Data records:
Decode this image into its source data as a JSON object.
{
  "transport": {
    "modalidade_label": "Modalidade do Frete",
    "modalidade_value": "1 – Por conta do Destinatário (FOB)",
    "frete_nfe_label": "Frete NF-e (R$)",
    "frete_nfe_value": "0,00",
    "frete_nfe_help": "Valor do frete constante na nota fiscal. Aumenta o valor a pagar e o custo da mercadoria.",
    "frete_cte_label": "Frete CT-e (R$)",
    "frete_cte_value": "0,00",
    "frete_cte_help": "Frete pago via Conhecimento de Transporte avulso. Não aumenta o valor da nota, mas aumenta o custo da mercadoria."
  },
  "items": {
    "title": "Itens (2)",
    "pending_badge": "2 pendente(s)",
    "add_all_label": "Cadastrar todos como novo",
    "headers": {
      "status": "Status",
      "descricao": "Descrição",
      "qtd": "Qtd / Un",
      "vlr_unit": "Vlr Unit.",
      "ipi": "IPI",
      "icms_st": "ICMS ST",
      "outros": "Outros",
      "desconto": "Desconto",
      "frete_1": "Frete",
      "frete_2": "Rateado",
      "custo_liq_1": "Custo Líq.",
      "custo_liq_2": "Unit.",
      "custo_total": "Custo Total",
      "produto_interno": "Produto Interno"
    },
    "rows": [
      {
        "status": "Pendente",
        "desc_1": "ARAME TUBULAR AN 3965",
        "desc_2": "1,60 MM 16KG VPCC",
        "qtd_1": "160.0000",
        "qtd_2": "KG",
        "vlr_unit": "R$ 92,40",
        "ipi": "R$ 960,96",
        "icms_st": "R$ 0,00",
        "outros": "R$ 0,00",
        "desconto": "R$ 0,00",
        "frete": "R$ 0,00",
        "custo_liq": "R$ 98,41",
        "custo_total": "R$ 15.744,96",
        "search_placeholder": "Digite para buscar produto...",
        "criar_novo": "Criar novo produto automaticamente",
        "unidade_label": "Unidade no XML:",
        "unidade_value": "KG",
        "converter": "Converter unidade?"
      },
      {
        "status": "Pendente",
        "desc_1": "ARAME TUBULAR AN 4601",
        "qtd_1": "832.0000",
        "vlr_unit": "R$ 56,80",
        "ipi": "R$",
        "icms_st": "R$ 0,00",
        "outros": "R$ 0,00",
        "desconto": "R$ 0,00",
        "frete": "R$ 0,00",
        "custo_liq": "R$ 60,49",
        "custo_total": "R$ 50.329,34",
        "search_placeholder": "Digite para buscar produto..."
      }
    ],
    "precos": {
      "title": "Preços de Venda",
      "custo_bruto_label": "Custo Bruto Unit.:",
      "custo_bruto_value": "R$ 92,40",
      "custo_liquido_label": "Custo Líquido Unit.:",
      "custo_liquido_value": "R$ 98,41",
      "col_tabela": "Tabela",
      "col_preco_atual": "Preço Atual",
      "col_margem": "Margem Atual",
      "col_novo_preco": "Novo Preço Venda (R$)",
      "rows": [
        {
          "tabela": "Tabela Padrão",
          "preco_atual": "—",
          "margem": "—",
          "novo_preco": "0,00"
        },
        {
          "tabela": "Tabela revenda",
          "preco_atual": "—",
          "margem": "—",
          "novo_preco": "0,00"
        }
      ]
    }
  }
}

The request:
Exactly as they are written, print the entries again.

Task result:
Decode this image into its source data as a JSON object.
{
  "transport": {
    "modalidade_label": "Modalidade do Frete",
    "modalidade_value": "1 – Por conta do Destinatário (FOB)",
    "frete_nfe_label": "Frete NF-e (R$)",
    "frete_nfe_value": "0,00",
    "frete_nfe_help": "Valor do frete constante na nota fiscal. Aumenta o valor a pagar e o custo da mercadoria.",
    "frete_cte_label": "Frete CT-e (R$)",
    "frete_cte_value": "0,00",
    "frete_cte_help": "Frete pago via Conhecimento de Transporte avulso. Não aumenta o valor da nota, mas aumenta o custo da mercadoria."
  },
  "items": {
    "title": "Itens (2)",
    "pending_badge": "2 pendente(s)",
    "add_all_label": "Cadastrar todos como novo",
    "headers": {
      "status": "Status",
      "descricao": "Descrição",
      "qtd": "Qtd / Un",
      "vlr_unit": "Vlr Unit.",
      "ipi": "IPI",
      "icms_st": "ICMS ST",
      "outros": "Outros",
      "desconto": "Desconto",
      "frete_1": "Frete",
      "frete_2": "Rateado",
      "custo_liq_1": "Custo Líq.",
      "custo_liq_2": "Unit.",
      "custo_total": "Custo Total",
      "produto_interno": "Produto Interno"
    },
    "rows": [
      {
        "status": "Pendente",
        "desc_1": "ARAME TUBULAR AN 3965",
        "desc_2": "1,60 MM 16KG VPCC",
        "qtd_1": "160.0000",
        "qtd_2": "KG",
        "vlr_unit": "R$ 92,40",
        "ipi": "R$ 960,96",
        "icms_st": "R$ 0,00",
        "outros": "R$ 0,00",
        "desconto": "R$ 0,00",
        "frete": "R$ 0,00",
        "custo_liq": "R$ 98,41",
        "custo_total": "R$ 15.744,96",
        "search_placeholder": "Digite para buscar produto...",
        "criar_novo": "Criar novo produto automaticamente",
        "unidade_label": "Unidade no XML:",
        "unidade_value": "KG",
        "converter": "Converter unidade?"
      },
      {
        "status": "Pendente",
        "desc_1": "ARAME TUBULAR AN 4601",
        "qtd_1": "832.0000",
        "vlr_unit": "R$ 56,80",
        "ipi": "R$",
        "icms_st": "R$ 0,00",
        "outros": "R$ 0,00",
        "desconto": "R$ 0,00",
        "frete": "R$ 0,00",
        "custo_liq": "R$ 60,49",
        "custo_total": "R$ 50.329,34",
        "search_placeholder": "Digite para buscar produto..."
      }
    ],
    "precos": {
      "title": "Preços de Venda",
      "custo_bruto_label": "Custo Bruto Unit.:",
      "custo_bruto_value": "R$ 92,40",
      "custo_liquido_label": "Custo Líquido Unit.:",
      "custo_liquido_value": "R$ 98,41",
      "col_tabela": "Tabela",
      "col_preco_atual": "Preço Atual",
      "col_margem": "Margem Atual",
      "col_novo_preco": "Novo Preço Venda (R$)",
      "rows": [
        {
          "tabela": "Tabela Padrão",
          "preco_atual": "—",
          "margem": "—",
          "novo_preco": "0,00"
        },
        {
          "tabela": "Tabela revenda",
          "preco_atual": "—",
          "margem": "—",
          "novo_preco": "0,00"
        }
      ]
    }
  }
}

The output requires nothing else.